Extracted records:
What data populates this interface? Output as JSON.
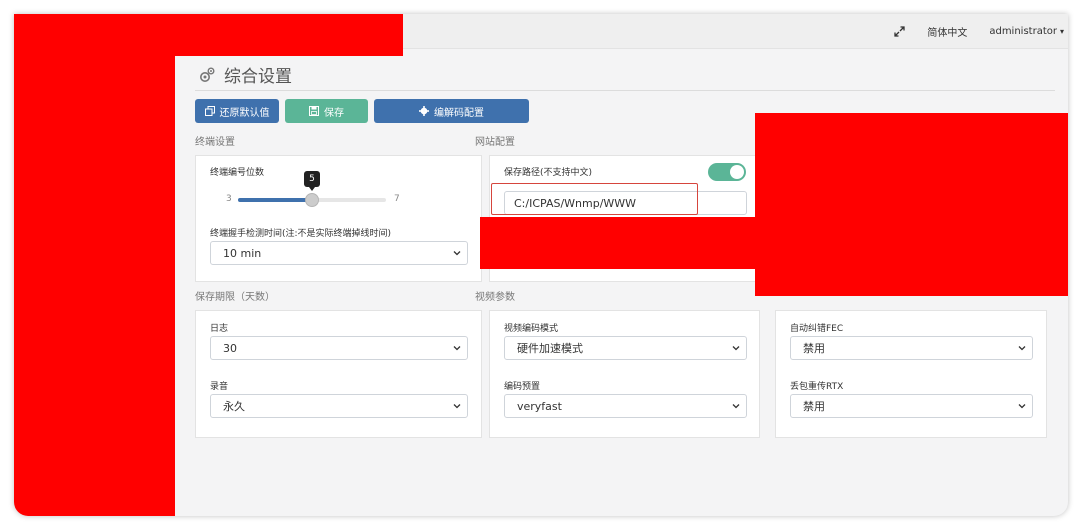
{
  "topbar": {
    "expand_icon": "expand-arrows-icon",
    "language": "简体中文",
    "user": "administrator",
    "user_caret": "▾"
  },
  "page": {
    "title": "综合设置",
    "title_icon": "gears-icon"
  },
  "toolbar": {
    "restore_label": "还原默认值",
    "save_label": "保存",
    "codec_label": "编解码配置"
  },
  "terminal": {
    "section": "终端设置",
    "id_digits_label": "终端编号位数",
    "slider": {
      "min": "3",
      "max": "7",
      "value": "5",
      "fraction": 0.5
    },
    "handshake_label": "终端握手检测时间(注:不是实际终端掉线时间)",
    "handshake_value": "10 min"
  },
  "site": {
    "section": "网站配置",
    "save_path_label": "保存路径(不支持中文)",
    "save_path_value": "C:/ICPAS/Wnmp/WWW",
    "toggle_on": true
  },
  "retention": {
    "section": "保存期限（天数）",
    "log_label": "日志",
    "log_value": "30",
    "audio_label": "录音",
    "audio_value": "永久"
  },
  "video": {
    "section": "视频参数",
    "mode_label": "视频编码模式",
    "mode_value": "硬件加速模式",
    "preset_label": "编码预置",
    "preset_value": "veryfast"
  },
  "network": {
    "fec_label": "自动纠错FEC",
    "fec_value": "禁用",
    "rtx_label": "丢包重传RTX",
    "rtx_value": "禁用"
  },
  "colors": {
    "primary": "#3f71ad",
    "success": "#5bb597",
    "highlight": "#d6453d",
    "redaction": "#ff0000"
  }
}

Short exercise: The entries above are to be returned exactly, without their pictures.

Task output:
What data populates this interface? Output as JSON.
{
  "topbar": {
    "expand_icon": "expand-arrows-icon",
    "language": "简体中文",
    "user": "administrator",
    "user_caret": "▾"
  },
  "page": {
    "title": "综合设置",
    "title_icon": "gears-icon"
  },
  "toolbar": {
    "restore_label": "还原默认值",
    "save_label": "保存",
    "codec_label": "编解码配置"
  },
  "terminal": {
    "section": "终端设置",
    "id_digits_label": "终端编号位数",
    "slider": {
      "min": "3",
      "max": "7",
      "value": "5",
      "fraction": 0.5
    },
    "handshake_label": "终端握手检测时间(注:不是实际终端掉线时间)",
    "handshake_value": "10 min"
  },
  "site": {
    "section": "网站配置",
    "save_path_label": "保存路径(不支持中文)",
    "save_path_value": "C:/ICPAS/Wnmp/WWW",
    "toggle_on": true
  },
  "retention": {
    "section": "保存期限（天数）",
    "log_label": "日志",
    "log_value": "30",
    "audio_label": "录音",
    "audio_value": "永久"
  },
  "video": {
    "section": "视频参数",
    "mode_label": "视频编码模式",
    "mode_value": "硬件加速模式",
    "preset_label": "编码预置",
    "preset_value": "veryfast"
  },
  "network": {
    "fec_label": "自动纠错FEC",
    "fec_value": "禁用",
    "rtx_label": "丢包重传RTX",
    "rtx_value": "禁用"
  },
  "colors": {
    "primary": "#3f71ad",
    "success": "#5bb597",
    "highlight": "#d6453d",
    "redaction": "#ff0000"
  }
}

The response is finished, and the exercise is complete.